**** RECORDS PROVIDED

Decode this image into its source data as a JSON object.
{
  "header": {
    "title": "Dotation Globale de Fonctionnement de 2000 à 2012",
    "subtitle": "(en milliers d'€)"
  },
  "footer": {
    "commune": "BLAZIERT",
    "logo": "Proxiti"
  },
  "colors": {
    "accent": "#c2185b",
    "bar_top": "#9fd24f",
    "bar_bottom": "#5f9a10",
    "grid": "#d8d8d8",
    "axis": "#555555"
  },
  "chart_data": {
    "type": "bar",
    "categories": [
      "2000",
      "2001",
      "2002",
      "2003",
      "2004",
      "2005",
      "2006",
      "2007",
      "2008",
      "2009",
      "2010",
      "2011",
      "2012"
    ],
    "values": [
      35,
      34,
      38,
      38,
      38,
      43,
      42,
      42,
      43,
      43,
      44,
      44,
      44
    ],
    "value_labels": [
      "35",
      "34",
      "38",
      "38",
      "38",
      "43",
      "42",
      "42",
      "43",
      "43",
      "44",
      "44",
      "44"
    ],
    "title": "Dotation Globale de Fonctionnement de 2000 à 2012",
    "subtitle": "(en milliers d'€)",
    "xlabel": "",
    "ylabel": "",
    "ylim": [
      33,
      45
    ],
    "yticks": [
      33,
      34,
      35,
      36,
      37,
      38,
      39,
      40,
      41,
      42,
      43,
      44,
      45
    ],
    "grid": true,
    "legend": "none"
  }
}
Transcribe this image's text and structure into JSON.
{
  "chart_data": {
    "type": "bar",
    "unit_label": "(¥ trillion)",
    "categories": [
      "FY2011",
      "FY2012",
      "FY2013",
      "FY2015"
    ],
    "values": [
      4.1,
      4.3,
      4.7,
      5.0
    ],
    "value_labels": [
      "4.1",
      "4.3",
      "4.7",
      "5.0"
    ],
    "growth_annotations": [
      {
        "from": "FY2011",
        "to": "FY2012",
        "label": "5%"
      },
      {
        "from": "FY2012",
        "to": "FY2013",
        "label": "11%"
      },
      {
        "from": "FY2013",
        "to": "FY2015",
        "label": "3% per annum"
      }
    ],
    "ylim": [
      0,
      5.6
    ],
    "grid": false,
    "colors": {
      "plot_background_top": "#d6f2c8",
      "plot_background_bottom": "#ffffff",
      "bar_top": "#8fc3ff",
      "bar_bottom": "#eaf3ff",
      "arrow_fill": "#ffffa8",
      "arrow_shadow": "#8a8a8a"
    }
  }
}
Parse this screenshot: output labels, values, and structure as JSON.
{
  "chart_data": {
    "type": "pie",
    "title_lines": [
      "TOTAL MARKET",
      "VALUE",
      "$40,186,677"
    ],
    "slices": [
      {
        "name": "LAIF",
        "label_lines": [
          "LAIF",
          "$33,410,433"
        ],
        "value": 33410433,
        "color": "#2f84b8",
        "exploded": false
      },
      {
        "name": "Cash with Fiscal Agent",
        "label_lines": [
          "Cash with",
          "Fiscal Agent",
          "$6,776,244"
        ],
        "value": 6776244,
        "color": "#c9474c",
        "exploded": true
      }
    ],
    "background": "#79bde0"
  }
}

********

→ **EXERCISE PROMPT**
All of the material above needs to be copied exactly.

→ **REPLY**
Decode this image into its source data as a JSON object.
{
  "header": {
    "title": "Dotation Globale de Fonctionnement de 2000 à 2012",
    "subtitle": "(en milliers d'€)"
  },
  "footer": {
    "commune": "BLAZIERT",
    "logo": "Proxiti"
  },
  "colors": {
    "accent": "#c2185b",
    "bar_top": "#9fd24f",
    "bar_bottom": "#5f9a10",
    "grid": "#d8d8d8",
    "axis": "#555555"
  },
  "chart_data": {
    "type": "bar",
    "categories": [
      "2000",
      "2001",
      "2002",
      "2003",
      "2004",
      "2005",
      "2006",
      "2007",
      "2008",
      "2009",
      "2010",
      "2011",
      "2012"
    ],
    "values": [
      35,
      34,
      38,
      38,
      38,
      43,
      42,
      42,
      43,
      43,
      44,
      44,
      44
    ],
    "value_labels": [
      "35",
      "34",
      "38",
      "38",
      "38",
      "43",
      "42",
      "42",
      "43",
      "43",
      "44",
      "44",
      "44"
    ],
    "title": "Dotation Globale de Fonctionnement de 2000 à 2012",
    "subtitle": "(en milliers d'€)",
    "xlabel": "",
    "ylabel": "",
    "ylim": [
      33,
      45
    ],
    "yticks": [
      33,
      34,
      35,
      36,
      37,
      38,
      39,
      40,
      41,
      42,
      43,
      44,
      45
    ],
    "grid": true,
    "legend": "none"
  }
}
Transcribe this image's text and structure into JSON.
{
  "chart_data": {
    "type": "bar",
    "unit_label": "(¥ trillion)",
    "categories": [
      "FY2011",
      "FY2012",
      "FY2013",
      "FY2015"
    ],
    "values": [
      4.1,
      4.3,
      4.7,
      5.0
    ],
    "value_labels": [
      "4.1",
      "4.3",
      "4.7",
      "5.0"
    ],
    "growth_annotations": [
      {
        "from": "FY2011",
        "to": "FY2012",
        "label": "5%"
      },
      {
        "from": "FY2012",
        "to": "FY2013",
        "label": "11%"
      },
      {
        "from": "FY2013",
        "to": "FY2015",
        "label": "3% per annum"
      }
    ],
    "ylim": [
      0,
      5.6
    ],
    "grid": false,
    "colors": {
      "plot_background_top": "#d6f2c8",
      "plot_background_bottom": "#ffffff",
      "bar_top": "#8fc3ff",
      "bar_bottom": "#eaf3ff",
      "arrow_fill": "#ffffa8",
      "arrow_shadow": "#8a8a8a"
    }
  }
}
Parse this screenshot: output labels, values, and structure as JSON.
{
  "chart_data": {
    "type": "pie",
    "title_lines": [
      "TOTAL MARKET",
      "VALUE",
      "$40,186,677"
    ],
    "slices": [
      {
        "name": "LAIF",
        "label_lines": [
          "LAIF",
          "$33,410,433"
        ],
        "value": 33410433,
        "color": "#2f84b8",
        "exploded": false
      },
      {
        "name": "Cash with Fiscal Agent",
        "label_lines": [
          "Cash with",
          "Fiscal Agent",
          "$6,776,244"
        ],
        "value": 6776244,
        "color": "#c9474c",
        "exploded": true
      }
    ],
    "background": "#79bde0"
  }
}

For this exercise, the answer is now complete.